_Data for this task_
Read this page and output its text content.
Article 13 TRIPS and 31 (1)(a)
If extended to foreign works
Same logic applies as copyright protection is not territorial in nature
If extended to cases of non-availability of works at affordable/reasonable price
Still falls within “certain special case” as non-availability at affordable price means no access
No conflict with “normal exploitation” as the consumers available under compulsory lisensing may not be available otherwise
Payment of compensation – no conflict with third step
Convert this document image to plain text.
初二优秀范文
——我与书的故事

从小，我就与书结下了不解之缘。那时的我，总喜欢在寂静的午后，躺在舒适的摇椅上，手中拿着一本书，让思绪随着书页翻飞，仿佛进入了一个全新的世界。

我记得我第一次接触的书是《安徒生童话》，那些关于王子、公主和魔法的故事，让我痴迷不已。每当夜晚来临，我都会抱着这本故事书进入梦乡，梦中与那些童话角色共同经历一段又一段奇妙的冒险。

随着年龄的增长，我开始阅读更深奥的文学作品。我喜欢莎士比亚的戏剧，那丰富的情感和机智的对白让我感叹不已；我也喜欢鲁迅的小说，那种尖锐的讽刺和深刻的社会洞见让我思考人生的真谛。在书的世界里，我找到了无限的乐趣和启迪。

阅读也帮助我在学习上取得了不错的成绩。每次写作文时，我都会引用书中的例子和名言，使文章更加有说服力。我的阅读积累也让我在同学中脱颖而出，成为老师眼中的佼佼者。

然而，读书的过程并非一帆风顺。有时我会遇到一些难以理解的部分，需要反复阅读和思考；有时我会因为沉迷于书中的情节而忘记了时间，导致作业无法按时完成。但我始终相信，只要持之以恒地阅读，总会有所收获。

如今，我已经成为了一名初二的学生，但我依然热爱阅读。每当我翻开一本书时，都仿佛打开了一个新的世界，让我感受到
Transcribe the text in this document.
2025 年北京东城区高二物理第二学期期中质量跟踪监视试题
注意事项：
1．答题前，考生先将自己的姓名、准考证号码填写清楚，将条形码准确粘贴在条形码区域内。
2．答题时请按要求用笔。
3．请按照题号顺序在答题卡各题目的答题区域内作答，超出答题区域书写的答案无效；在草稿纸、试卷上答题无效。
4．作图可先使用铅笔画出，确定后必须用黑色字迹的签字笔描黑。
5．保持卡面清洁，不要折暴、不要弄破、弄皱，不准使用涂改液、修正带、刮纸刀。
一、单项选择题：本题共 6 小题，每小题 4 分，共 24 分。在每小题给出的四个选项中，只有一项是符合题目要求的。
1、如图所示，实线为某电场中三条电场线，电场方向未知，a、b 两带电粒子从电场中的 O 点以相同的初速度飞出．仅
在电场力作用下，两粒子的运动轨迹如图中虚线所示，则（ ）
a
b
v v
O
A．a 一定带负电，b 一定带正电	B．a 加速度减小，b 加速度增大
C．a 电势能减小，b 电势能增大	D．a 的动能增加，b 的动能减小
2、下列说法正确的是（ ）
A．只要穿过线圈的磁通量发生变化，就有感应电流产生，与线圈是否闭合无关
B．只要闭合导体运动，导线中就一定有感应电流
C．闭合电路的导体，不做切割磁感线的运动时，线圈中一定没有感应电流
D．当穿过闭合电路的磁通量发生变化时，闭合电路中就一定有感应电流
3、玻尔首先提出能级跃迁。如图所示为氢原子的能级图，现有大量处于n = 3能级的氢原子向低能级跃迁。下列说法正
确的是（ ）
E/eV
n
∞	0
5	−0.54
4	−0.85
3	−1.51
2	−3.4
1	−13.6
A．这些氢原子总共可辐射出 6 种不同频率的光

_Written exercise_
Pull out every line of the records above that contains the word "extended".

_Result for this task_
If extended to foreign works
If extended to cases of non-availability of works at affordable/reasonable price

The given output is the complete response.